- REQUIREMENT:
Skip the images and copy each record exactly as written.

- Collected data entries:

== == ==

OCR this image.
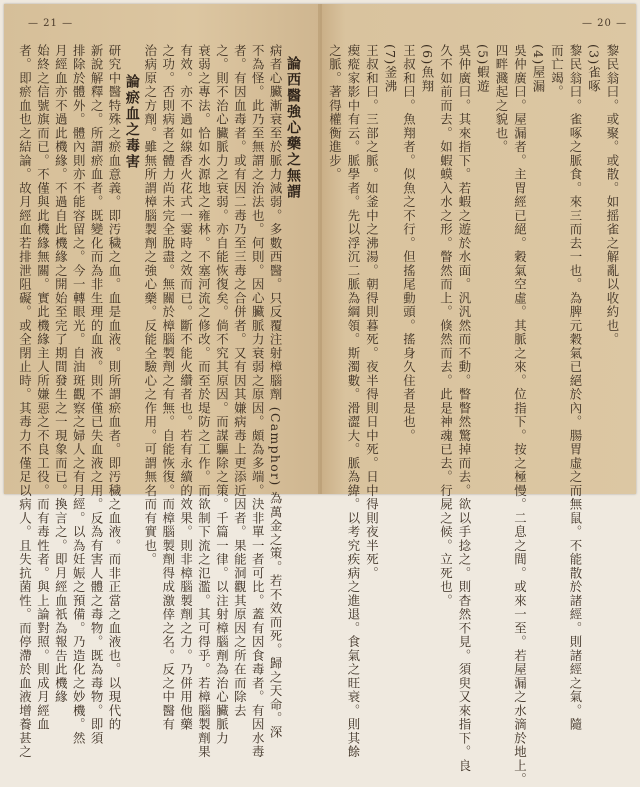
— 21 —
論西醫強心藥之無謂
病者心臟漸衰至於脈力減弱。多數西醫。只反覆注射樟腦劑 (Camphor) 為萬金之策。若不效而死。歸之天命。深
不為怪。此乃至無謂之治法也。何則。因心臟脈力衰弱之原因。頗為多端。決非單一者可比。蓋有因食毒者。有因水毒
者。有因血毒者。或有因二毒乃至三毒之合併者。又有因其嫌病毒上更添近因者。果能洞觀其原因之所在而除去
之。則不治心臟脈力之衰弱。亦自能恢復矣。倘不究其原因。而謀驅除之策。千篇一律。以注射樟腦劑為治心臟脈力
衰弱之專法。恰如水源地之雍林。不塞河流之修改。而至於堤防之工作。而欲制下流之氾濫。其可得乎。若樟腦製劑果
有效。亦不過如線香火花式一霎時之效而已。斷不能火纘者也。若有永續的效果。則非樟腦製劑之力。乃併用他藥
之功。否則病者之體力尚未完全脫盡。無關於樟腦製劑之有無。自能恢復。而樟腦製劑得成激倖之名。反之中醫有
治病原之方劑。雖無所謂樟腦製劑之強心藥。反能全驗心之作用。可謂無名而有實也。
論瘀血之毒害
研究中醫特殊之瘀血意義。即汚穢之血。血是血液。則所謂瘀血者。即汚穢之血液。而非正當之血液也。以現代的
新說解釋之。所謂瘀血者。既變化而為非生理的血液。則不僅已失血液之用。反為有害人體之毒物。既為毒物。即須
排除於體外。體內則亦不能容留之。今一轉眼光。自油斑觀察之婦人之有月經。以為妊娠之預備。乃造化之妙機。然
月經血亦不過此機緣。不過自此機緣之開始至完了期間發生之一現象而已。換言之。即月經血祇為報告此機緣
始終之信號旗而已。不僅與此機緣無關。實此機緣主人所嫌惡之不良工役。而有毒性者。與上論對照。則成月經血
者。即瘀血也之結論。故月經血若排泄阻礙。或全閉止時。其毒力不僅足以病人。且失抗菌性。而停滯於血液增養甚之
— 20 —
黎民翁曰。或聚。或散。如摇雀之解亂以收約也。
(3)雀啄
黎民翁曰。雀啄之脈食。來三而去一也。為脾元穀氣已絕於內。腸胃虛之而無鼠。不能散於諸經。則諸經之氣。隨
而亡竭。
(4)屋漏
吳仲廣曰。屋漏者。主胃經已絕。穀氣空虛。其脈之來。位指下。按之極慢。二息之間。或來一至。若屋漏之水滴於地上。
四畔濺起之貌也。
(5)蝦遊
吳仲廣曰。其來指下。若蝦之遊於水面。汎汎然而不動。瞥瞥然驚掉而去。欲以手捻之。則杳然不見。須臾又來指下。良
久不如前而去。如蝦蟆入水之形。瞥然而上。倏然而去。此是神魂已去。行屍之候。立死也。
(6)魚翔
王叔和曰。魚翔者。似魚之不行。但搖尾動頭。搖身久住者是也。
(7)釜沸
王叔和曰。三部之脈。如釜中之沸湯。朝得則暮死。夜半得則日中死。日中得則夜半死。
瘈瘲家影中有云。脈學者。先以浮沉二脈為綱領。斯濁數。滑澀大。脈為緯。以考究疾病之進退。食氣之旺衰。則其餘
之脈。著得權衡進步。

== == ==

- ANSWER FOR THIS EXERCISE:
OCR this image.
— 21 —
論西醫強心藥之無謂
病者心臟漸衰至於脈力減弱。多數西醫。只反覆注射樟腦劑 (Camphor) 為萬金之策。若不效而死。歸之天命。深
不為怪。此乃至無謂之治法也。何則。因心臟脈力衰弱之原因。頗為多端。決非單一者可比。蓋有因食毒者。有因水毒
者。有因血毒者。或有因二毒乃至三毒之合併者。又有因其嫌病毒上更添近因者。果能洞觀其原因之所在而除去
之。則不治心臟脈力之衰弱。亦自能恢復矣。倘不究其原因。而謀驅除之策。千篇一律。以注射樟腦劑為治心臟脈力
衰弱之專法。恰如水源地之雍林。不塞河流之修改。而至於堤防之工作。而欲制下流之氾濫。其可得乎。若樟腦製劑果
有效。亦不過如線香火花式一霎時之效而已。斷不能火纘者也。若有永續的效果。則非樟腦製劑之力。乃併用他藥
之功。否則病者之體力尚未完全脫盡。無關於樟腦製劑之有無。自能恢復。而樟腦製劑得成激倖之名。反之中醫有
治病原之方劑。雖無所謂樟腦製劑之強心藥。反能全驗心之作用。可謂無名而有實也。
論瘀血之毒害
研究中醫特殊之瘀血意義。即汚穢之血。血是血液。則所謂瘀血者。即汚穢之血液。而非正當之血液也。以現代的
新說解釋之。所謂瘀血者。既變化而為非生理的血液。則不僅已失血液之用。反為有害人體之毒物。既為毒物。即須
排除於體外。體內則亦不能容留之。今一轉眼光。自油斑觀察之婦人之有月經。以為妊娠之預備。乃造化之妙機。然
月經血亦不過此機緣。不過自此機緣之開始至完了期間發生之一現象而已。換言之。即月經血祇為報告此機緣
始終之信號旗而已。不僅與此機緣無關。實此機緣主人所嫌惡之不良工役。而有毒性者。與上論對照。則成月經血
者。即瘀血也之結論。故月經血若排泄阻礙。或全閉止時。其毒力不僅足以病人。且失抗菌性。而停滯於血液增養甚之
— 20 —
黎民翁曰。或聚。或散。如摇雀之解亂以收約也。
(3)雀啄
黎民翁曰。雀啄之脈食。來三而去一也。為脾元穀氣已絕於內。腸胃虛之而無鼠。不能散於諸經。則諸經之氣。隨
而亡竭。
(4)屋漏
吳仲廣曰。屋漏者。主胃經已絕。穀氣空虛。其脈之來。位指下。按之極慢。二息之間。或來一至。若屋漏之水滴於地上。
四畔濺起之貌也。
(5)蝦遊
吳仲廣曰。其來指下。若蝦之遊於水面。汎汎然而不動。瞥瞥然驚掉而去。欲以手捻之。則杳然不見。須臾又來指下。良
久不如前而去。如蝦蟆入水之形。瞥然而上。倏然而去。此是神魂已去。行屍之候。立死也。
(6)魚翔
王叔和曰。魚翔者。似魚之不行。但搖尾動頭。搖身久住者是也。
(7)釜沸
王叔和曰。三部之脈。如釜中之沸湯。朝得則暮死。夜半得則日中死。日中得則夜半死。
瘈瘲家影中有云。脈學者。先以浮沉二脈為綱領。斯濁數。滑澀大。脈為緯。以考究疾病之進退。食氣之旺衰。則其餘
之脈。著得權衡進步。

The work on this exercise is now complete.